Omit the images, then output each of the records below exactly.

[Data entries]
========

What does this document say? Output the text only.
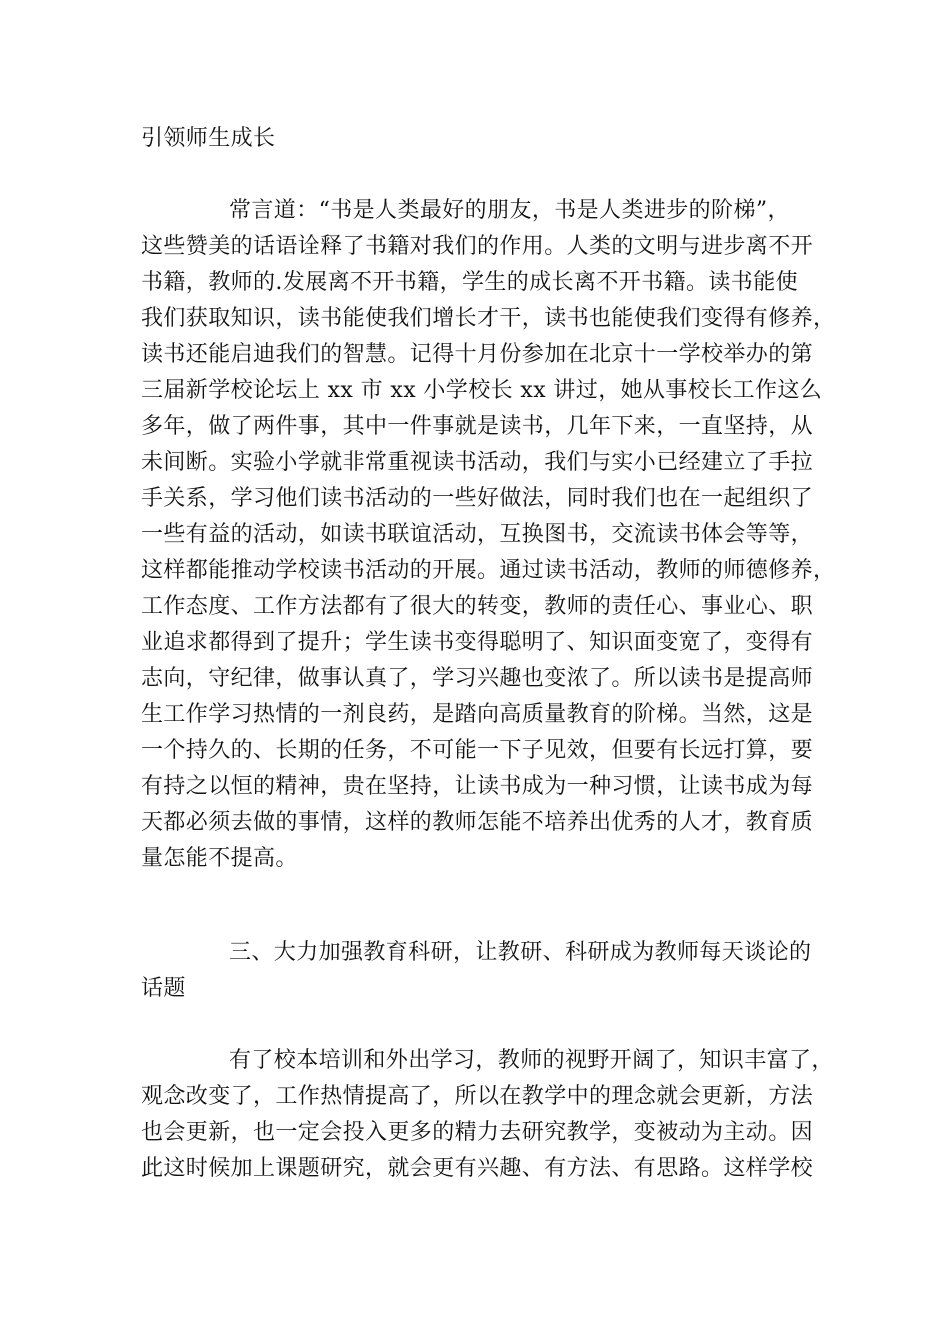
引领师生成长
常言道：“书是人类最好的朋友，书是人类进步的阶梯”，
这些赞美的话语诠释了书籍对我们的作用。人类的文明与进步离不开
书籍，教师的.发展离不开书籍，学生的成长离不开书籍。读书能使
我们获取知识，读书能使我们增长才干，读书也能使我们变得有修养，
读书还能启迪我们的智慧。记得十月份参加在北京十一学校举办的第
三届新学校论坛上 xx 市 xx 小学校长 xx 讲过，她从事校长工作这么
多年，做了两件事，其中一件事就是读书，几年下来，一直坚持，从
未间断。实验小学就非常重视读书活动，我们与实小已经建立了手拉
手关系，学习他们读书活动的一些好做法，同时我们也在一起组织了
一些有益的活动，如读书联谊活动，互换图书，交流读书体会等等，
这样都能推动学校读书活动的开展。通过读书活动，教师的师德修养，
工作态度、工作方法都有了很大的转变，教师的责任心、事业心、职
业追求都得到了提升；学生读书变得聪明了、知识面变宽了，变得有
志向，守纪律，做事认真了，学习兴趣也变浓了。所以读书是提高师
生工作学习热情的一剂良药，是踏向高质量教育的阶梯。当然，这是
一个持久的、长期的任务，不可能一下子见效，但要有长远打算，要
有持之以恒的精神，贵在坚持，让读书成为一种习惯，让读书成为每
天都必须去做的事情，这样的教师怎能不培养出优秀的人才，教育质
量怎能不提高。
三、大力加强教育科研，让教研、科研成为教师每天谈论的
话题
有了校本培训和外出学习，教师的视野开阔了，知识丰富了，
观念改变了，工作热情提高了，所以在教学中的理念就会更新，方法
也会更新，也一定会投入更多的精力去研究教学，变被动为主动。因
此这时候加上课题研究，就会更有兴趣、有方法、有思路。这样学校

========

Correct answer =
What does this document say? Output the text only.
引领师生成长
常言道：“书是人类最好的朋友，书是人类进步的阶梯”，
这些赞美的话语诠释了书籍对我们的作用。人类的文明与进步离不开
书籍，教师的.发展离不开书籍，学生的成长离不开书籍。读书能使
我们获取知识，读书能使我们增长才干，读书也能使我们变得有修养，
读书还能启迪我们的智慧。记得十月份参加在北京十一学校举办的第
三届新学校论坛上 xx 市 xx 小学校长 xx 讲过，她从事校长工作这么
多年，做了两件事，其中一件事就是读书，几年下来，一直坚持，从
未间断。实验小学就非常重视读书活动，我们与实小已经建立了手拉
手关系，学习他们读书活动的一些好做法，同时我们也在一起组织了
一些有益的活动，如读书联谊活动，互换图书，交流读书体会等等，
这样都能推动学校读书活动的开展。通过读书活动，教师的师德修养，
工作态度、工作方法都有了很大的转变，教师的责任心、事业心、职
业追求都得到了提升；学生读书变得聪明了、知识面变宽了，变得有
志向，守纪律，做事认真了，学习兴趣也变浓了。所以读书是提高师
生工作学习热情的一剂良药，是踏向高质量教育的阶梯。当然，这是
一个持久的、长期的任务，不可能一下子见效，但要有长远打算，要
有持之以恒的精神，贵在坚持，让读书成为一种习惯，让读书成为每
天都必须去做的事情，这样的教师怎能不培养出优秀的人才，教育质
量怎能不提高。
三、大力加强教育科研，让教研、科研成为教师每天谈论的
话题
有了校本培训和外出学习，教师的视野开阔了，知识丰富了，
观念改变了，工作热情提高了，所以在教学中的理念就会更新，方法
也会更新，也一定会投入更多的精力去研究教学，变被动为主动。因
此这时候加上课题研究，就会更有兴趣、有方法、有思路。这样学校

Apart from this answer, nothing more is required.